══ GIVEN DATA ══
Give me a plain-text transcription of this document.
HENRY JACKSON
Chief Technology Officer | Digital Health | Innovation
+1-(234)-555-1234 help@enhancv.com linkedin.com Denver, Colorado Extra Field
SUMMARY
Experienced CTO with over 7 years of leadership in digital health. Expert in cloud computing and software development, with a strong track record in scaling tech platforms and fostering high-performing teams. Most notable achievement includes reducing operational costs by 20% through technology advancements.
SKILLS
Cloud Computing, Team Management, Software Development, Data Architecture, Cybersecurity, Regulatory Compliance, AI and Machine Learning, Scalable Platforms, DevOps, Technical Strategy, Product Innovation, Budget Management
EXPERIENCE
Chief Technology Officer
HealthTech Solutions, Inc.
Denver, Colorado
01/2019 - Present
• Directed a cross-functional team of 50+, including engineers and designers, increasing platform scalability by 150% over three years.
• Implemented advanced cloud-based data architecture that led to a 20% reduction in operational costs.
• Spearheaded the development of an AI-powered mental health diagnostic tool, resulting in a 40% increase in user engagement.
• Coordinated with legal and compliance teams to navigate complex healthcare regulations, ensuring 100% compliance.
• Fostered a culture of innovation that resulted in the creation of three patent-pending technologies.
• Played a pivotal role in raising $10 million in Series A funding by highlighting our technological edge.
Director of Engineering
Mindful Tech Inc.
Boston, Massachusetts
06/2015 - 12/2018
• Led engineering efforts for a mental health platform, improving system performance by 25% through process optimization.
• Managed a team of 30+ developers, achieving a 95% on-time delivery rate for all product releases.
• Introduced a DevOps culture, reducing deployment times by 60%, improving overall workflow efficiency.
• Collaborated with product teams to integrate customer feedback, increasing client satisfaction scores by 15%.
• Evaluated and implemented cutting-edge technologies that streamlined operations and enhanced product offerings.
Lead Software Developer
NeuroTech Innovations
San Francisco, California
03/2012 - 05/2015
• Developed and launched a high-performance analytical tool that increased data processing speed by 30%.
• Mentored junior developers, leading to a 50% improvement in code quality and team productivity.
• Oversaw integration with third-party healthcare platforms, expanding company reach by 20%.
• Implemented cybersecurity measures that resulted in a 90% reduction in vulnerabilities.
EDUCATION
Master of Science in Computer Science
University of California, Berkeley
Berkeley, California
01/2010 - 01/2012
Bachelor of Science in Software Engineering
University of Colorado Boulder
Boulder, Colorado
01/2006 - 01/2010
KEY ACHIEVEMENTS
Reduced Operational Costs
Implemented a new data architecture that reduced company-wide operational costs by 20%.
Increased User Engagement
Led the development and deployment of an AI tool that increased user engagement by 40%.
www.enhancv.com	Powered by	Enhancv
═══
══ GIVEN DATA ══
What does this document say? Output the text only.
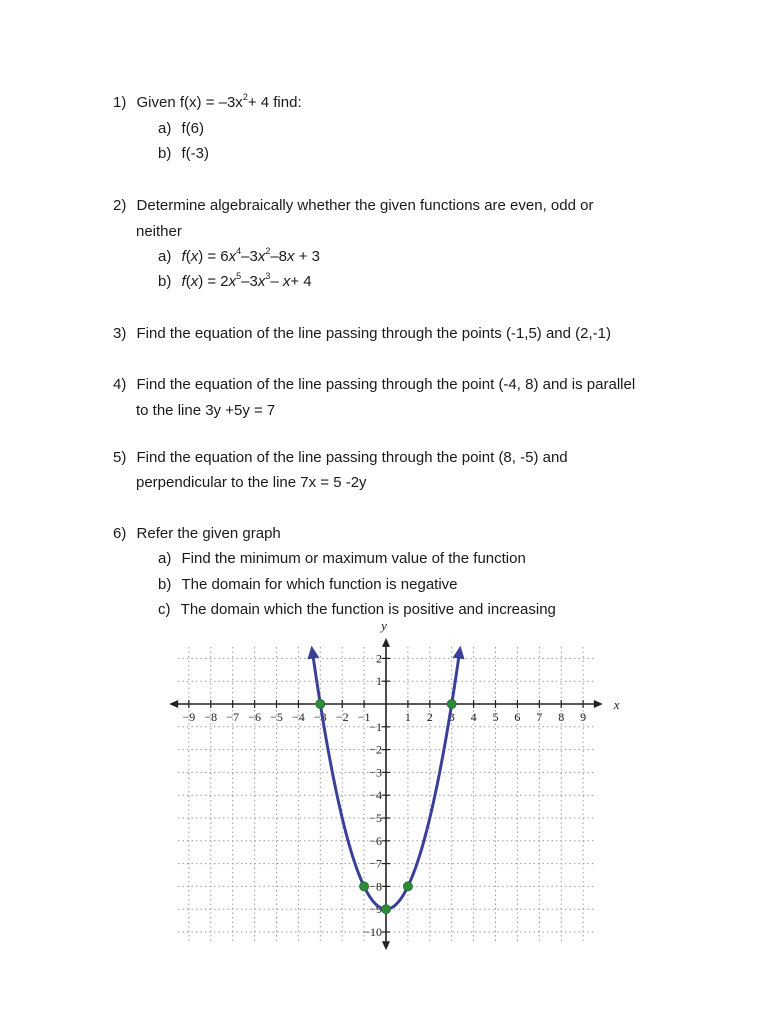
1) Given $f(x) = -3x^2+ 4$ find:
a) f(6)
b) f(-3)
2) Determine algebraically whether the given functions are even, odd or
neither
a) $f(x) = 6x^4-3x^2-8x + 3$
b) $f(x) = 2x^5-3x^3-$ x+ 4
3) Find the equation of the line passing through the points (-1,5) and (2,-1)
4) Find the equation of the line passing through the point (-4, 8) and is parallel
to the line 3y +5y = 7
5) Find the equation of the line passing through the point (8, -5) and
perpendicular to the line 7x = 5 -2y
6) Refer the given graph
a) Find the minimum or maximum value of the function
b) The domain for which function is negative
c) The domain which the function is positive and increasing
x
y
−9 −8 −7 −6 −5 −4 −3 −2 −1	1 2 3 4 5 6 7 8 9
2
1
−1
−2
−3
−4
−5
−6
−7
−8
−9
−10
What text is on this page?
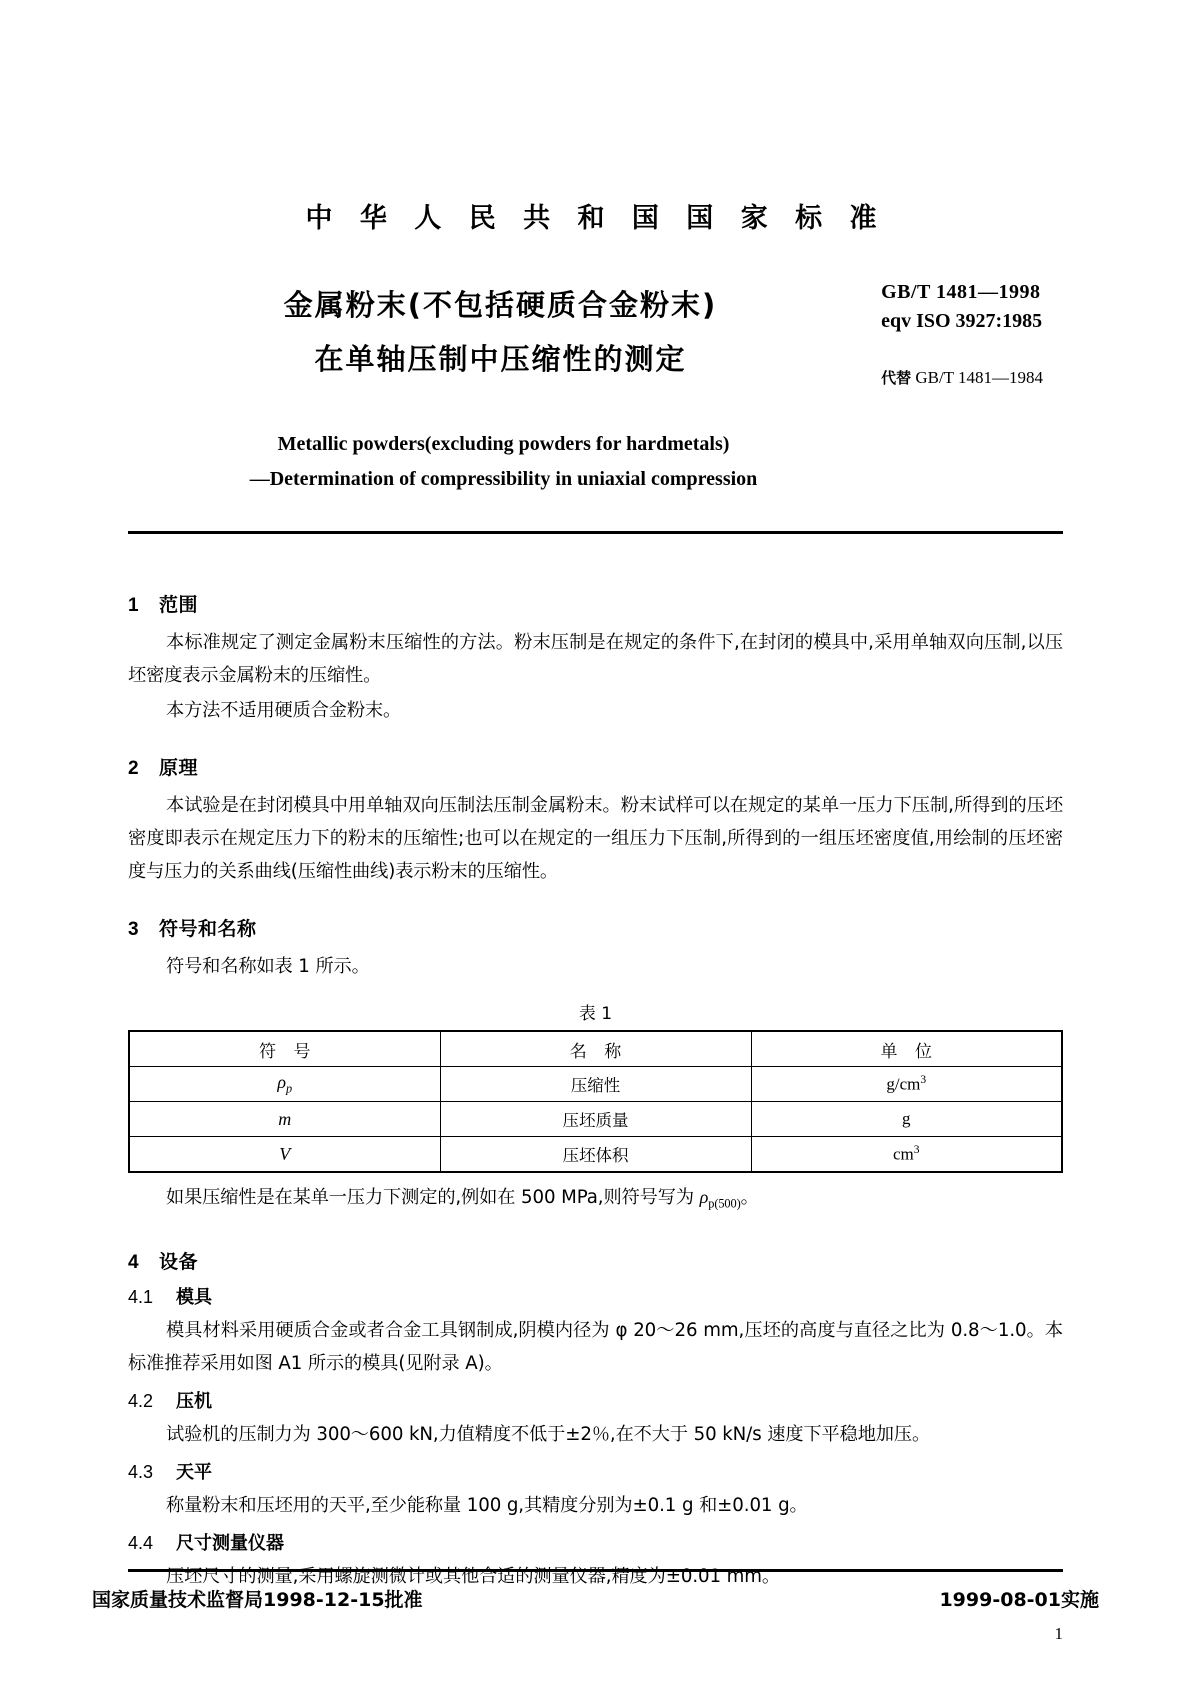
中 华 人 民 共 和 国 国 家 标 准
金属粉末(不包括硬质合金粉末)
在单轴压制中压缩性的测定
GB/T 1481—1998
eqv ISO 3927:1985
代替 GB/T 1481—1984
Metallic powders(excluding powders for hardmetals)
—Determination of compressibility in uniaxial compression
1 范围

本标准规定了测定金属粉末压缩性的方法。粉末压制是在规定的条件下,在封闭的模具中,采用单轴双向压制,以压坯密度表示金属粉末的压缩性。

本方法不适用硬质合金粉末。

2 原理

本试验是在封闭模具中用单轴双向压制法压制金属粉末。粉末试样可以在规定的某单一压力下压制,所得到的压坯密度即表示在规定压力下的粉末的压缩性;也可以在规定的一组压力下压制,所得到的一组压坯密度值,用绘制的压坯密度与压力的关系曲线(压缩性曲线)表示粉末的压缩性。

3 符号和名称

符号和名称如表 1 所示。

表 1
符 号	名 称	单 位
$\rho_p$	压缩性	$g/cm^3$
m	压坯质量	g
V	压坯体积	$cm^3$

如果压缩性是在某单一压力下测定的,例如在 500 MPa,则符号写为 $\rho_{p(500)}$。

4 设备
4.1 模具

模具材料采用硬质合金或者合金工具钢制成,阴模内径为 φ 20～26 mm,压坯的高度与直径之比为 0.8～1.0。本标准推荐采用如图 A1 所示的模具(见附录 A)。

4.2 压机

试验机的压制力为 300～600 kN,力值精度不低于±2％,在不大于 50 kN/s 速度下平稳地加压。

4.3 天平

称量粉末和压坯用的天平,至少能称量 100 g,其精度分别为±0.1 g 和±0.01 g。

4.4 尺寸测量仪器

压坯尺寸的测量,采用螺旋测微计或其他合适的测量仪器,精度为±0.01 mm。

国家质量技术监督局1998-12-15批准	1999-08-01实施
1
═══
▸ WRITTEN REQUEST
All lines holding the word "edge" should be picked out and copied.

▸ FINAL RESULT
• Played a pivotal role in raising $10 million in Series A funding by highlighting our technological edge.
• Evaluated and implemented cutting-edge technologies that streamlined operations and enhanced product offerings.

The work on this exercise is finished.